> _Given request_
Verbatim output of all the material below is required.

Items from a dataset
※

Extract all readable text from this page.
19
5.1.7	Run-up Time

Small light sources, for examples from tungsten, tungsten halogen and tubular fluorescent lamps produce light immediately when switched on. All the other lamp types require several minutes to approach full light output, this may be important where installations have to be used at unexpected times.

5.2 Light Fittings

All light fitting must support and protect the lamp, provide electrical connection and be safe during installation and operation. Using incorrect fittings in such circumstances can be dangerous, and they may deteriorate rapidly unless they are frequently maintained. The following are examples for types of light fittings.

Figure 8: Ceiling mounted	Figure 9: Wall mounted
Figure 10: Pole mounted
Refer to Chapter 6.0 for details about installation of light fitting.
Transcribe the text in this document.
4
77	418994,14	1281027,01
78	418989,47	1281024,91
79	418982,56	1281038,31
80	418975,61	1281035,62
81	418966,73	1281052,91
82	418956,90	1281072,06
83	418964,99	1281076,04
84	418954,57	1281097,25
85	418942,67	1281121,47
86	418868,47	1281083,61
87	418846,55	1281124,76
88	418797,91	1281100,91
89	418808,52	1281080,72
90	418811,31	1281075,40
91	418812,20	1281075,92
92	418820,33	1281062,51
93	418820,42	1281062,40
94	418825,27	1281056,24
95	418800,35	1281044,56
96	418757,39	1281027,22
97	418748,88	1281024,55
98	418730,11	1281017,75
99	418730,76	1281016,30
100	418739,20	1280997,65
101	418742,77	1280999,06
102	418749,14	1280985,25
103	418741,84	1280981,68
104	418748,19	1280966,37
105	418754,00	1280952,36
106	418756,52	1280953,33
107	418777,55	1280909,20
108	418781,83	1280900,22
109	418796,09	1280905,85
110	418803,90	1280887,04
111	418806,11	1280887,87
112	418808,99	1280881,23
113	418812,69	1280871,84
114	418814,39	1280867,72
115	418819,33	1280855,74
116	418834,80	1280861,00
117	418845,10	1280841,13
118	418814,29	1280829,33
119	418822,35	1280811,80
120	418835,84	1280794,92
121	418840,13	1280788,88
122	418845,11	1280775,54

※

> _Output for this exercise_
Extract all readable text from this page.
19
5.1.7	Run-up Time

Small light sources, for examples from tungsten, tungsten halogen and tubular fluorescent lamps produce light immediately when switched on. All the other lamp types require several minutes to approach full light output, this may be important where installations have to be used at unexpected times.

5.2 Light Fittings

All light fitting must support and protect the lamp, provide electrical connection and be safe during installation and operation. Using incorrect fittings in such circumstances can be dangerous, and they may deteriorate rapidly unless they are frequently maintained. The following are examples for types of light fittings.

Figure 8: Ceiling mounted	Figure 9: Wall mounted
Figure 10: Pole mounted
Refer to Chapter 6.0 for details about installation of light fitting.
Transcribe the text in this document.
4
77	418994,14	1281027,01
78	418989,47	1281024,91
79	418982,56	1281038,31
80	418975,61	1281035,62
81	418966,73	1281052,91
82	418956,90	1281072,06
83	418964,99	1281076,04
84	418954,57	1281097,25
85	418942,67	1281121,47
86	418868,47	1281083,61
87	418846,55	1281124,76
88	418797,91	1281100,91
89	418808,52	1281080,72
90	418811,31	1281075,40
91	418812,20	1281075,92
92	418820,33	1281062,51
93	418820,42	1281062,40
94	418825,27	1281056,24
95	418800,35	1281044,56
96	418757,39	1281027,22
97	418748,88	1281024,55
98	418730,11	1281017,75
99	418730,76	1281016,30
100	418739,20	1280997,65
101	418742,77	1280999,06
102	418749,14	1280985,25
103	418741,84	1280981,68
104	418748,19	1280966,37
105	418754,00	1280952,36
106	418756,52	1280953,33
107	418777,55	1280909,20
108	418781,83	1280900,22
109	418796,09	1280905,85
110	418803,90	1280887,04
111	418806,11	1280887,87
112	418808,99	1280881,23
113	418812,69	1280871,84
114	418814,39	1280867,72
115	418819,33	1280855,74
116	418834,80	1280861,00
117	418845,10	1280841,13
118	418814,29	1280829,33
119	418822,35	1280811,80
120	418835,84	1280794,92
121	418840,13	1280788,88
122	418845,11	1280775,54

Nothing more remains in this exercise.